Can the data below be echoed back word for word?

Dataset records
▼
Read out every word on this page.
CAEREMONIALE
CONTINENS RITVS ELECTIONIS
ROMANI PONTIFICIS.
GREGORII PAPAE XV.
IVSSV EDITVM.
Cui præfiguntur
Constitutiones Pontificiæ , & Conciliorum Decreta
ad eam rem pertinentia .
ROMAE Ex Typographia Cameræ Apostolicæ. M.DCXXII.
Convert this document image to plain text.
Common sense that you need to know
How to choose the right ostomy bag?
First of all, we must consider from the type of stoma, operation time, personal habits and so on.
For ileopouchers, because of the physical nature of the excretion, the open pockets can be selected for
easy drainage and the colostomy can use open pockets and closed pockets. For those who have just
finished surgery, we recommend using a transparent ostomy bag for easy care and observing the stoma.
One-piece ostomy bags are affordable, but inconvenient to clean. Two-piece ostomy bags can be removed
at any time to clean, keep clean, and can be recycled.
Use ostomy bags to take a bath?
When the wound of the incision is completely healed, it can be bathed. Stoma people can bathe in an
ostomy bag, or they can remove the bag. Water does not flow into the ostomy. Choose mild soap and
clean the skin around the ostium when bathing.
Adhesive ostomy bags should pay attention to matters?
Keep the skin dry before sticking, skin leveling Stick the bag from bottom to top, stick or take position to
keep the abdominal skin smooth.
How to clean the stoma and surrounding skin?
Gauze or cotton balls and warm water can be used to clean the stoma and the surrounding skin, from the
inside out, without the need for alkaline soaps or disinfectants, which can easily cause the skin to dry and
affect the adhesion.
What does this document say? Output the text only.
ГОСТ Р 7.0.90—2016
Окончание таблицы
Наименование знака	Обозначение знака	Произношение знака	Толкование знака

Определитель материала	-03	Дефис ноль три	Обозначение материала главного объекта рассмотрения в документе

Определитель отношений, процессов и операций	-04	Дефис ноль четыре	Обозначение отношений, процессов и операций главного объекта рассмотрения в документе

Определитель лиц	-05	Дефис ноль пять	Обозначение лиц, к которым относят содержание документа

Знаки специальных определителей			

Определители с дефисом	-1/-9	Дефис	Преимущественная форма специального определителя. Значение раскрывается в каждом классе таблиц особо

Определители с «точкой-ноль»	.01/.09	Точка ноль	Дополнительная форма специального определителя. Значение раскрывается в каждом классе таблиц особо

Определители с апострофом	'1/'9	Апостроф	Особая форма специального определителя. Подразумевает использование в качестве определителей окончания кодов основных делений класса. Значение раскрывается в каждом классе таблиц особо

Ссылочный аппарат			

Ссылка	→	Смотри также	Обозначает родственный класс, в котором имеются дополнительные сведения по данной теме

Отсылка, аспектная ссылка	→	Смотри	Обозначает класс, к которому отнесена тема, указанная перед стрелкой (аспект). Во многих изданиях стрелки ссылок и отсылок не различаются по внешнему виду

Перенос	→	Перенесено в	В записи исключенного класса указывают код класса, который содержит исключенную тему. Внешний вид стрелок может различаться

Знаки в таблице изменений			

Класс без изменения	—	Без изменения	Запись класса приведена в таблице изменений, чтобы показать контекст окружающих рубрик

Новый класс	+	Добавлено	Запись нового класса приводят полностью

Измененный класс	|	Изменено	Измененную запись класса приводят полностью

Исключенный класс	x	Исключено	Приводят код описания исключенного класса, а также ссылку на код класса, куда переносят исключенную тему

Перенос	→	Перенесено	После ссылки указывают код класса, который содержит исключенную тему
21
▲
◆ **Output of the task**:
Read out every word on this page.
CAEREMONIALE
CONTINENS RITVS ELECTIONIS
ROMANI PONTIFICIS.
GREGORII PAPAE XV.
IVSSV EDITVM.
Cui præfiguntur
Constitutiones Pontificiæ , & Conciliorum Decreta
ad eam rem pertinentia .
ROMAE Ex Typographia Cameræ Apostolicæ. M.DCXXII.
Convert this document image to plain text.
Common sense that you need to know
How to choose the right ostomy bag?
First of all, we must consider from the type of stoma, operation time, personal habits and so on.
For ileopouchers, because of the physical nature of the excretion, the open pockets can be selected for
easy drainage and the colostomy can use open pockets and closed pockets. For those who have just
finished surgery, we recommend using a transparent ostomy bag for easy care and observing the stoma.
One-piece ostomy bags are affordable, but inconvenient to clean. Two-piece ostomy bags can be removed
at any time to clean, keep clean, and can be recycled.
Use ostomy bags to take a bath?
When the wound of the incision is completely healed, it can be bathed. Stoma people can bathe in an
ostomy bag, or they can remove the bag. Water does not flow into the ostomy. Choose mild soap and
clean the skin around the ostium when bathing.
Adhesive ostomy bags should pay attention to matters?
Keep the skin dry before sticking, skin leveling Stick the bag from bottom to top, stick or take position to
keep the abdominal skin smooth.
How to clean the stoma and surrounding skin?
Gauze or cotton balls and warm water can be used to clean the stoma and the surrounding skin, from the
inside out, without the need for alkaline soaps or disinfectants, which can easily cause the skin to dry and
affect the adhesion.
What does this document say? Output the text only.
ГОСТ Р 7.0.90—2016
Окончание таблицы
Наименование знака	Обозначение знака	Произношение знака	Толкование знака

Определитель материала	-03	Дефис ноль три	Обозначение материала главного объекта рассмотрения в документе

Определитель отношений, процессов и операций	-04	Дефис ноль четыре	Обозначение отношений, процессов и операций главного объекта рассмотрения в документе

Определитель лиц	-05	Дефис ноль пять	Обозначение лиц, к которым относят содержание документа

Знаки специальных определителей			

Определители с дефисом	-1/-9	Дефис	Преимущественная форма специального определителя. Значение раскрывается в каждом классе таблиц особо

Определители с «точкой-ноль»	.01/.09	Точка ноль	Дополнительная форма специального определителя. Значение раскрывается в каждом классе таблиц особо

Определители с апострофом	'1/'9	Апостроф	Особая форма специального определителя. Подразумевает использование в качестве определителей окончания кодов основных делений класса. Значение раскрывается в каждом классе таблиц особо

Ссылочный аппарат			

Ссылка	→	Смотри также	Обозначает родственный класс, в котором имеются дополнительные сведения по данной теме

Отсылка, аспектная ссылка	→	Смотри	Обозначает класс, к которому отнесена тема, указанная перед стрелкой (аспект). Во многих изданиях стрелки ссылок и отсылок не различаются по внешнему виду

Перенос	→	Перенесено в	В записи исключенного класса указывают код класса, который содержит исключенную тему. Внешний вид стрелок может различаться

Знаки в таблице изменений			

Класс без изменения	—	Без изменения	Запись класса приведена в таблице изменений, чтобы показать контекст окружающих рубрик

Новый класс	+	Добавлено	Запись нового класса приводят полностью

Измененный класс	|	Изменено	Измененную запись класса приводят полностью

Исключенный класс	x	Исключено	Приводят код описания исключенного класса, а также ссылку на код класса, куда переносят исключенную тему

Перенос	→	Перенесено	После ссылки указывают код класса, который содержит исключенную тему
21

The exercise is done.